(Collected data)
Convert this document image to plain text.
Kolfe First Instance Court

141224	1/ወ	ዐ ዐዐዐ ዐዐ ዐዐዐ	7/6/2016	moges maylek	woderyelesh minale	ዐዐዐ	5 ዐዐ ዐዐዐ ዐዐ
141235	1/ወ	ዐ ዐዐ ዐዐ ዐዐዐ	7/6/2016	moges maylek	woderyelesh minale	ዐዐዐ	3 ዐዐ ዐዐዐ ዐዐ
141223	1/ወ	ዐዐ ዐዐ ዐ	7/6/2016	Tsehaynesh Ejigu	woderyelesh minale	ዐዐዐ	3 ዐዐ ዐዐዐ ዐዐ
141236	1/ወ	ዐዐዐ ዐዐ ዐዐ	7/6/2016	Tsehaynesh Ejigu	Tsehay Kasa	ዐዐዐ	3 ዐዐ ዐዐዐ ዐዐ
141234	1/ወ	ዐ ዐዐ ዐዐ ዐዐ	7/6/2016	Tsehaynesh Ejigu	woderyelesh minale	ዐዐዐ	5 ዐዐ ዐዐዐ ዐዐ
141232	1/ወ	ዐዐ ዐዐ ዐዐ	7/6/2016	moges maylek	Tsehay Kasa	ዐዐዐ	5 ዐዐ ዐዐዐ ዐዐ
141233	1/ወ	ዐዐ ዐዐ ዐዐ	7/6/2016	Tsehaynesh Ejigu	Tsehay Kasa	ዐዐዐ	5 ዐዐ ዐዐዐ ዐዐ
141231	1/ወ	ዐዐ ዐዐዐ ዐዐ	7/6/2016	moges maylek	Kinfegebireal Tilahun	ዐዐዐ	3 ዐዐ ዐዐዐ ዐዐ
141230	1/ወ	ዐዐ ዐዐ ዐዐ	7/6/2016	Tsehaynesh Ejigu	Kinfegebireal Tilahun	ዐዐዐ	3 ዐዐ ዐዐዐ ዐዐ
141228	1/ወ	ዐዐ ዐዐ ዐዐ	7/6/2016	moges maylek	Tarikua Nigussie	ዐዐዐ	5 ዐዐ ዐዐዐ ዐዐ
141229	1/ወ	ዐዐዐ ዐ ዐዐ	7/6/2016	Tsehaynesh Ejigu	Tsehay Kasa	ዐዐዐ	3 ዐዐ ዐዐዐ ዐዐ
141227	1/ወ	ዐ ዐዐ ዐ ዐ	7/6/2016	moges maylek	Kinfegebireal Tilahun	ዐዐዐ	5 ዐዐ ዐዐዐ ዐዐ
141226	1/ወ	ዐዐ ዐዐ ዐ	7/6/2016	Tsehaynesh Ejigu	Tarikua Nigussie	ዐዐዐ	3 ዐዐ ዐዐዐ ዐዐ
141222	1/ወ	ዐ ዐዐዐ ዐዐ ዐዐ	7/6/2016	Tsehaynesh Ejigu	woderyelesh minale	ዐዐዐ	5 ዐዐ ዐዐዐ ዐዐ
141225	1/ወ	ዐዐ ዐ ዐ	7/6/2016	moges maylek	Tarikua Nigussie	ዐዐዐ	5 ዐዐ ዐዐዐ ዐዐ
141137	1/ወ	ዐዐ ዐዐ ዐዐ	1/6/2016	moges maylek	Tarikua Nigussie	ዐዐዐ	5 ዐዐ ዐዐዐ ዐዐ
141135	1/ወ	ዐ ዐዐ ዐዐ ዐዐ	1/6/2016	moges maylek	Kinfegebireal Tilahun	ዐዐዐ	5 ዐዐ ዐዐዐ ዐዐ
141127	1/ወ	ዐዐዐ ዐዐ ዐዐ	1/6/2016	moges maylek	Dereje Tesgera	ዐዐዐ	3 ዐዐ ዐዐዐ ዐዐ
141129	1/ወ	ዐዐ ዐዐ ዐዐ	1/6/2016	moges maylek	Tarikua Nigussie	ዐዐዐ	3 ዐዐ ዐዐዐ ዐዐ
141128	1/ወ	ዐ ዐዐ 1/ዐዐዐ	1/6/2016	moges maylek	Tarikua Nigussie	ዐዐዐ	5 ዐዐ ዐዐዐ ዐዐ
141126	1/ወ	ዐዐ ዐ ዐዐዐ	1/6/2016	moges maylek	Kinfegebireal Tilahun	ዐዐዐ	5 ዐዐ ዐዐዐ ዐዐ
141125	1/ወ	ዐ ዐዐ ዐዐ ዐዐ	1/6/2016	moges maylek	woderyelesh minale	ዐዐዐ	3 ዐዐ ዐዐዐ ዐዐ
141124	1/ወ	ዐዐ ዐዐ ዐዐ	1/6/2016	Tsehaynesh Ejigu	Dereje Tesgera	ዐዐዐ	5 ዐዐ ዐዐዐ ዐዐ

== EXERCISE AIM ==
Print all of the entries exactly as they appear.

== RESULT OF THIS EXERCISE ==
Convert this document image to plain text.
Kolfe First Instance Court

141224	1/ወ	ዐ ዐዐዐ ዐዐ ዐዐዐ	7/6/2016	moges maylek	woderyelesh minale	ዐዐዐ	5 ዐዐ ዐዐዐ ዐዐ
141235	1/ወ	ዐ ዐዐ ዐዐ ዐዐዐ	7/6/2016	moges maylek	woderyelesh minale	ዐዐዐ	3 ዐዐ ዐዐዐ ዐዐ
141223	1/ወ	ዐዐ ዐዐ ዐ	7/6/2016	Tsehaynesh Ejigu	woderyelesh minale	ዐዐዐ	3 ዐዐ ዐዐዐ ዐዐ
141236	1/ወ	ዐዐዐ ዐዐ ዐዐ	7/6/2016	Tsehaynesh Ejigu	Tsehay Kasa	ዐዐዐ	3 ዐዐ ዐዐዐ ዐዐ
141234	1/ወ	ዐ ዐዐ ዐዐ ዐዐ	7/6/2016	Tsehaynesh Ejigu	woderyelesh minale	ዐዐዐ	5 ዐዐ ዐዐዐ ዐዐ
141232	1/ወ	ዐዐ ዐዐ ዐዐ	7/6/2016	moges maylek	Tsehay Kasa	ዐዐዐ	5 ዐዐ ዐዐዐ ዐዐ
141233	1/ወ	ዐዐ ዐዐ ዐዐ	7/6/2016	Tsehaynesh Ejigu	Tsehay Kasa	ዐዐዐ	5 ዐዐ ዐዐዐ ዐዐ
141231	1/ወ	ዐዐ ዐዐዐ ዐዐ	7/6/2016	moges maylek	Kinfegebireal Tilahun	ዐዐዐ	3 ዐዐ ዐዐዐ ዐዐ
141230	1/ወ	ዐዐ ዐዐ ዐዐ	7/6/2016	Tsehaynesh Ejigu	Kinfegebireal Tilahun	ዐዐዐ	3 ዐዐ ዐዐዐ ዐዐ
141228	1/ወ	ዐዐ ዐዐ ዐዐ	7/6/2016	moges maylek	Tarikua Nigussie	ዐዐዐ	5 ዐዐ ዐዐዐ ዐዐ
141229	1/ወ	ዐዐዐ ዐ ዐዐ	7/6/2016	Tsehaynesh Ejigu	Tsehay Kasa	ዐዐዐ	3 ዐዐ ዐዐዐ ዐዐ
141227	1/ወ	ዐ ዐዐ ዐ ዐ	7/6/2016	moges maylek	Kinfegebireal Tilahun	ዐዐዐ	5 ዐዐ ዐዐዐ ዐዐ
141226	1/ወ	ዐዐ ዐዐ ዐ	7/6/2016	Tsehaynesh Ejigu	Tarikua Nigussie	ዐዐዐ	3 ዐዐ ዐዐዐ ዐዐ
141222	1/ወ	ዐ ዐዐዐ ዐዐ ዐዐ	7/6/2016	Tsehaynesh Ejigu	woderyelesh minale	ዐዐዐ	5 ዐዐ ዐዐዐ ዐዐ
141225	1/ወ	ዐዐ ዐ ዐ	7/6/2016	moges maylek	Tarikua Nigussie	ዐዐዐ	5 ዐዐ ዐዐዐ ዐዐ
141137	1/ወ	ዐዐ ዐዐ ዐዐ	1/6/2016	moges maylek	Tarikua Nigussie	ዐዐዐ	5 ዐዐ ዐዐዐ ዐዐ
141135	1/ወ	ዐ ዐዐ ዐዐ ዐዐ	1/6/2016	moges maylek	Kinfegebireal Tilahun	ዐዐዐ	5 ዐዐ ዐዐዐ ዐዐ
141127	1/ወ	ዐዐዐ ዐዐ ዐዐ	1/6/2016	moges maylek	Dereje Tesgera	ዐዐዐ	3 ዐዐ ዐዐዐ ዐዐ
141129	1/ወ	ዐዐ ዐዐ ዐዐ	1/6/2016	moges maylek	Tarikua Nigussie	ዐዐዐ	3 ዐዐ ዐዐዐ ዐዐ
141128	1/ወ	ዐ ዐዐ 1/ዐዐዐ	1/6/2016	moges maylek	Tarikua Nigussie	ዐዐዐ	5 ዐዐ ዐዐዐ ዐዐ
141126	1/ወ	ዐዐ ዐ ዐዐዐ	1/6/2016	moges maylek	Kinfegebireal Tilahun	ዐዐዐ	5 ዐዐ ዐዐዐ ዐዐ
141125	1/ወ	ዐ ዐዐ ዐዐ ዐዐ	1/6/2016	moges maylek	woderyelesh minale	ዐዐዐ	3 ዐዐ ዐዐዐ ዐዐ
141124	1/ወ	ዐዐ ዐዐ ዐዐ	1/6/2016	Tsehaynesh Ejigu	Dereje Tesgera	ዐዐዐ	5 ዐዐ ዐዐዐ ዐዐ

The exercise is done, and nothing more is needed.